Saved entries:
Begin

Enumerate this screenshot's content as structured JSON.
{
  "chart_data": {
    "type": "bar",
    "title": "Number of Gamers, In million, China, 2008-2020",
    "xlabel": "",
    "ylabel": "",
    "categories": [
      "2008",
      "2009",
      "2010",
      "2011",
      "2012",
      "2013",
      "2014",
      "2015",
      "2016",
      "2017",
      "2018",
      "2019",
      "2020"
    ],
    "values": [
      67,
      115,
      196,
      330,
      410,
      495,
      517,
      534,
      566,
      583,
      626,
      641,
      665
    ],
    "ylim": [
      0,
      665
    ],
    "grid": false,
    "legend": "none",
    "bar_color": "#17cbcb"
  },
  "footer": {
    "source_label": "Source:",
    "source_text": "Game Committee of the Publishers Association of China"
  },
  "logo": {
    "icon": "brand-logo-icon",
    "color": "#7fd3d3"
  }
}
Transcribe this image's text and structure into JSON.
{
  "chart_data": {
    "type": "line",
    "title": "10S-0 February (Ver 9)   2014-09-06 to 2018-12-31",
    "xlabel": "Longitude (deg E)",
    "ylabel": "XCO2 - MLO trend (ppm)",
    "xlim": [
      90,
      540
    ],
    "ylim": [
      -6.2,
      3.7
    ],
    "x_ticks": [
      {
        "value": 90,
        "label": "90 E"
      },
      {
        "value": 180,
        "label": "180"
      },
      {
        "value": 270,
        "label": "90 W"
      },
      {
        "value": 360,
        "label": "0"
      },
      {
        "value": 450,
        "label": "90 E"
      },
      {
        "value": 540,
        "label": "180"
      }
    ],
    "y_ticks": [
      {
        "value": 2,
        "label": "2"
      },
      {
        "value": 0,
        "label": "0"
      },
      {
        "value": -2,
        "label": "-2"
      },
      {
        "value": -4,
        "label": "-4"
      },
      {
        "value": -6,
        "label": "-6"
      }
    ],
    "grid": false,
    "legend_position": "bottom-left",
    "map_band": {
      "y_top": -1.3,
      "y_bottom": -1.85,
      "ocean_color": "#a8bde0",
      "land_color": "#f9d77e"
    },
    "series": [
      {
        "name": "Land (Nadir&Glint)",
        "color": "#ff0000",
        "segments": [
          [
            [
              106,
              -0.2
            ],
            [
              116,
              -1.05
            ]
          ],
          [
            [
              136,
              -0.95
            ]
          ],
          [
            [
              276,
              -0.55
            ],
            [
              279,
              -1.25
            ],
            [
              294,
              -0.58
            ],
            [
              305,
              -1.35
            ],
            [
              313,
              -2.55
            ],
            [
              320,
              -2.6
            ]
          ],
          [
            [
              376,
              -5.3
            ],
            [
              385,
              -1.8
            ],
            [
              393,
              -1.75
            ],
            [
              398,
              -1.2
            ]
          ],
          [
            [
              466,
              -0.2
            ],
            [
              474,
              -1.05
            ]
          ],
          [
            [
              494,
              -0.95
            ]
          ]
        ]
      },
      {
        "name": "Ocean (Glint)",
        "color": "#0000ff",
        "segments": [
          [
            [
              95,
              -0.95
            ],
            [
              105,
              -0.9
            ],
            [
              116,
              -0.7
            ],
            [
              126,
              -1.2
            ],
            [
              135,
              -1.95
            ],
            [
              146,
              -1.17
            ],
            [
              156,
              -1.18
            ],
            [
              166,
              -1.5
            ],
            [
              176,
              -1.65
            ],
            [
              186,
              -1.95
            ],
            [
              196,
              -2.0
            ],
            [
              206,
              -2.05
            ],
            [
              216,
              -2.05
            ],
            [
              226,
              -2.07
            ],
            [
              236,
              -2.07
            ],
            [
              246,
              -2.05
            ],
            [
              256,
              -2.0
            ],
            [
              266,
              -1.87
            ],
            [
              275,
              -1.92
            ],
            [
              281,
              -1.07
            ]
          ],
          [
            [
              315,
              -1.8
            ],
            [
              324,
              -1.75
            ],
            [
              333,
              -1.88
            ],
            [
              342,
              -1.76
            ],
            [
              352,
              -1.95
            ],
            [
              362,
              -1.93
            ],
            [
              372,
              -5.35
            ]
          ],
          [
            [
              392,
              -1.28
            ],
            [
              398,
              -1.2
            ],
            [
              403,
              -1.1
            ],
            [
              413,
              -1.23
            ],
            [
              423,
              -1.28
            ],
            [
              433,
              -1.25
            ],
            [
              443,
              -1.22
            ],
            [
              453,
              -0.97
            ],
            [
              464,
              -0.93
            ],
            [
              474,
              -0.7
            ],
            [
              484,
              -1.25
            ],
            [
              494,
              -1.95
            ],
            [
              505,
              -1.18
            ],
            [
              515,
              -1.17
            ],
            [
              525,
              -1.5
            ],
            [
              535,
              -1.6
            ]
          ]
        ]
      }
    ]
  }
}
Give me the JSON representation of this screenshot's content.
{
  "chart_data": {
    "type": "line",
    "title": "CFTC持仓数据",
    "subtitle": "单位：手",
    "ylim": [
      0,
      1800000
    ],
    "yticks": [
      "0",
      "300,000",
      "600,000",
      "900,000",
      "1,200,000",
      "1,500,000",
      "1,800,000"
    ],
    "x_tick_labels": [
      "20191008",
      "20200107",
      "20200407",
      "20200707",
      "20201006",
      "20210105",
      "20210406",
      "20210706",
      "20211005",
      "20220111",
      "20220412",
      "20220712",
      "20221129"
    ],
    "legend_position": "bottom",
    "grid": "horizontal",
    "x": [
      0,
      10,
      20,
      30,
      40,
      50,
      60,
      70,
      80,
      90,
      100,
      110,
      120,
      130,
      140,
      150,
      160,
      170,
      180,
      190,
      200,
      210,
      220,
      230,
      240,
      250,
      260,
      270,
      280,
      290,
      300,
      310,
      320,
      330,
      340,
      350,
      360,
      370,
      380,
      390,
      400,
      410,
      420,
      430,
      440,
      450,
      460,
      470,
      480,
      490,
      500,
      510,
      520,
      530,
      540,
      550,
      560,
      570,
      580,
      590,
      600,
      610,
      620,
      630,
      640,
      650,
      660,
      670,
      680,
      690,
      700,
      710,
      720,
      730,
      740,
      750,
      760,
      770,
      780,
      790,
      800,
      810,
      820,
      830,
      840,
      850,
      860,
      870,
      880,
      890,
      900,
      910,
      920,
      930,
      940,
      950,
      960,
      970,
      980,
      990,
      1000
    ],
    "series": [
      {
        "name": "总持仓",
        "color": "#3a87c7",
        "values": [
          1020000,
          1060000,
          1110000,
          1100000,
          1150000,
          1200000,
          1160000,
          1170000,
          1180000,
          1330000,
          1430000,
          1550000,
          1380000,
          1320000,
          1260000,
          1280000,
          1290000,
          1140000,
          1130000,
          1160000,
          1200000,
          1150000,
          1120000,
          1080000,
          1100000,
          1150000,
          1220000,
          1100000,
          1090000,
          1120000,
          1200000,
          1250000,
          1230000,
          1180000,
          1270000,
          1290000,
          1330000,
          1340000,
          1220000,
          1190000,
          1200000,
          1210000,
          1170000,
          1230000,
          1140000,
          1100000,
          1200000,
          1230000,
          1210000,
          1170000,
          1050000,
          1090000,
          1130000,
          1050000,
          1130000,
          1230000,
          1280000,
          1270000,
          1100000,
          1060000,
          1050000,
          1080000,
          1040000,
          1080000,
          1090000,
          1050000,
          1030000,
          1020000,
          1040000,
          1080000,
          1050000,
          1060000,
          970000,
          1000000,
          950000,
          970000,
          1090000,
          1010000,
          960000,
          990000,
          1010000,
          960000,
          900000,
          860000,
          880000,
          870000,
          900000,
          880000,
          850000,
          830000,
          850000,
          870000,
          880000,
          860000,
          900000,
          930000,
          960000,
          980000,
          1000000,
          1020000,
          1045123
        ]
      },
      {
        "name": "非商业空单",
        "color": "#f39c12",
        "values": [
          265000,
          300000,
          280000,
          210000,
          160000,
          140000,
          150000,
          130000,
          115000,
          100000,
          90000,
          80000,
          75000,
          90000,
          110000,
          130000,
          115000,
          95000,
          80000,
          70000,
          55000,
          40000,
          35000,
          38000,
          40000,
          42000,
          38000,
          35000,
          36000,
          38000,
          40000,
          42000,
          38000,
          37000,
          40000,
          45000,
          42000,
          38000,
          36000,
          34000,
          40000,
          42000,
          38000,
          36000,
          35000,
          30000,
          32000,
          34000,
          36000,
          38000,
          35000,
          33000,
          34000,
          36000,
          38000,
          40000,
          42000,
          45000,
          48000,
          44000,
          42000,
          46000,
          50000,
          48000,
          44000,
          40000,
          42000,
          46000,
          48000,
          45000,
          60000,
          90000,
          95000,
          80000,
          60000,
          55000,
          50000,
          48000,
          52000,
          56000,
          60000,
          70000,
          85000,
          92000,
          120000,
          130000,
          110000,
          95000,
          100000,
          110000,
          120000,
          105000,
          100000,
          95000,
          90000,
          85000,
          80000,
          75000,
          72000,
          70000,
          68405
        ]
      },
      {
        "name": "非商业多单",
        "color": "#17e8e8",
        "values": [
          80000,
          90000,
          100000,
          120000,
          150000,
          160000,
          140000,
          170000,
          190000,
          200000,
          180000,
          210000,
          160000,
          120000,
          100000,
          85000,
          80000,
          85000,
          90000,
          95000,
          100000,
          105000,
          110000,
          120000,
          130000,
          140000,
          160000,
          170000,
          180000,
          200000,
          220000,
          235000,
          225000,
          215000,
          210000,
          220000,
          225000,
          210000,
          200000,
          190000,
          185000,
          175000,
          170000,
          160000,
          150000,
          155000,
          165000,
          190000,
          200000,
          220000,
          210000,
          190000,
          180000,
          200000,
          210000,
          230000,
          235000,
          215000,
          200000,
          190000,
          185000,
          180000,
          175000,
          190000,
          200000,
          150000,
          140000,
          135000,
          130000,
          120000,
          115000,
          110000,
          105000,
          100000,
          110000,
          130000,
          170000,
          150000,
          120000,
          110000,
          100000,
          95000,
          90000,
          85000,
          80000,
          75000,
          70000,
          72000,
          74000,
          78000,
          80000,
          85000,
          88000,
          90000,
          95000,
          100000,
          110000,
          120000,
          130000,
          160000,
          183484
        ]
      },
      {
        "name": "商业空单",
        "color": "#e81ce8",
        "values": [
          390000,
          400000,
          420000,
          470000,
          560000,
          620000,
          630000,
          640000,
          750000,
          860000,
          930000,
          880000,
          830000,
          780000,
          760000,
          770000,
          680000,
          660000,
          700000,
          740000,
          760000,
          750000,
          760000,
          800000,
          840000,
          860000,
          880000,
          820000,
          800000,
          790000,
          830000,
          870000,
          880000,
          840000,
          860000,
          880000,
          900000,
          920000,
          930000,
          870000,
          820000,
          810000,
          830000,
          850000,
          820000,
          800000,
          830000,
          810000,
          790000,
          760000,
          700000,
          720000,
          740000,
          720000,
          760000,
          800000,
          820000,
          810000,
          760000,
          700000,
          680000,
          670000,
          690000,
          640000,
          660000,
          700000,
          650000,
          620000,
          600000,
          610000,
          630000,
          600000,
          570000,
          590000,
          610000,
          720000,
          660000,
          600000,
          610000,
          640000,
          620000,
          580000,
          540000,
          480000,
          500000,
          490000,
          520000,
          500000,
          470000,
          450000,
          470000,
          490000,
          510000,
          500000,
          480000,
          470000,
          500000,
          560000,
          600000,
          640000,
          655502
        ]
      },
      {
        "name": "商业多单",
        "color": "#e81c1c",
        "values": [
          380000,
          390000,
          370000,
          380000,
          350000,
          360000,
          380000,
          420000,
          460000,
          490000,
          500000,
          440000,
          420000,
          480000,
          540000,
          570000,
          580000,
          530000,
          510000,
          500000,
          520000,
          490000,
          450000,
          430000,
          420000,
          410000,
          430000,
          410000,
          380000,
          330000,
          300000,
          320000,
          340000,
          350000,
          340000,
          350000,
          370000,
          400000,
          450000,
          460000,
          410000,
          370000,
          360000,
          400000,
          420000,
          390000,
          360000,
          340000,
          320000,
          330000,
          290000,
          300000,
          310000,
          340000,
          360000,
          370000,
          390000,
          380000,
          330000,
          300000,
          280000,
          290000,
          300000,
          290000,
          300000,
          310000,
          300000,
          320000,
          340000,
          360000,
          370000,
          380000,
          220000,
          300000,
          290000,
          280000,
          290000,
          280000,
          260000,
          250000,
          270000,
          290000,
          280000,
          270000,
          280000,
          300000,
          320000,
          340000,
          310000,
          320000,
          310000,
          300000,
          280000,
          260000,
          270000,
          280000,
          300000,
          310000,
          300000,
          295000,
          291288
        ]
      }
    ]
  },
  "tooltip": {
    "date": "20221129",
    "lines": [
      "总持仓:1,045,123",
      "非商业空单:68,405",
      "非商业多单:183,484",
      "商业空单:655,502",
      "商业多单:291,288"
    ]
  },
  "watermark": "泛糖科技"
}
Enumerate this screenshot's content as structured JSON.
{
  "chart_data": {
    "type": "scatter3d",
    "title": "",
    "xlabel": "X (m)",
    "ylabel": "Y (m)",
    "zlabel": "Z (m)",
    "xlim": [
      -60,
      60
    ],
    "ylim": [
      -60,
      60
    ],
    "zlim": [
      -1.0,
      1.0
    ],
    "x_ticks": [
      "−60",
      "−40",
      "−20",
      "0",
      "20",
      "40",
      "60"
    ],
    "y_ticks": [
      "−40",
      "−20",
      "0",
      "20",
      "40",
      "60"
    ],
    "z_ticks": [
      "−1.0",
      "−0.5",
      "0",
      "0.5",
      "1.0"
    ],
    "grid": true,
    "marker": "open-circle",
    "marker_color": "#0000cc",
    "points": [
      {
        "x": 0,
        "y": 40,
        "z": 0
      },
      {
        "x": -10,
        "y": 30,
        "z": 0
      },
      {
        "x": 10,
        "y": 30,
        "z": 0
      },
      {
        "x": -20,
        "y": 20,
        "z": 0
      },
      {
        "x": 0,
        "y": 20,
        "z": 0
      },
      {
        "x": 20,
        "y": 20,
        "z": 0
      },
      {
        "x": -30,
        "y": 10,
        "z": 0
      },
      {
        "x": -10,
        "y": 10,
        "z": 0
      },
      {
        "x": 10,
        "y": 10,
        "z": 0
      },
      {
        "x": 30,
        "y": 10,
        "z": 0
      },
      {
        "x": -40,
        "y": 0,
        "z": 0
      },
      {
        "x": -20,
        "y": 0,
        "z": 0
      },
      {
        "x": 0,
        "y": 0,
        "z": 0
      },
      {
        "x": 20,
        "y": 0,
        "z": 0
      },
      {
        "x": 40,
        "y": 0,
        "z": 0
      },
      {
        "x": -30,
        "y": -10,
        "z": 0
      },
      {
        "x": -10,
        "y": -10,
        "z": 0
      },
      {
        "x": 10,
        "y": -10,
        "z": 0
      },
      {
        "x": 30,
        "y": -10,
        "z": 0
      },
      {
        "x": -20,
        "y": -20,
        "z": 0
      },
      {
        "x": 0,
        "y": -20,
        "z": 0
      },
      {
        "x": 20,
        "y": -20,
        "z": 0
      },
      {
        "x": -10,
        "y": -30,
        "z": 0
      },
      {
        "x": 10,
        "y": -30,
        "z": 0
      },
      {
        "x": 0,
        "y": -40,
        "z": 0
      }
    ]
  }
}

End

- **YOUR INSTRUCTIONS**:
Pull out each line containing the word "type" and copy it.

- **ANSWER FOR THIS EXERCISE**:
    "type": "bar",
    "type": "line",
    "type": "line",
    "type": "scatter3d",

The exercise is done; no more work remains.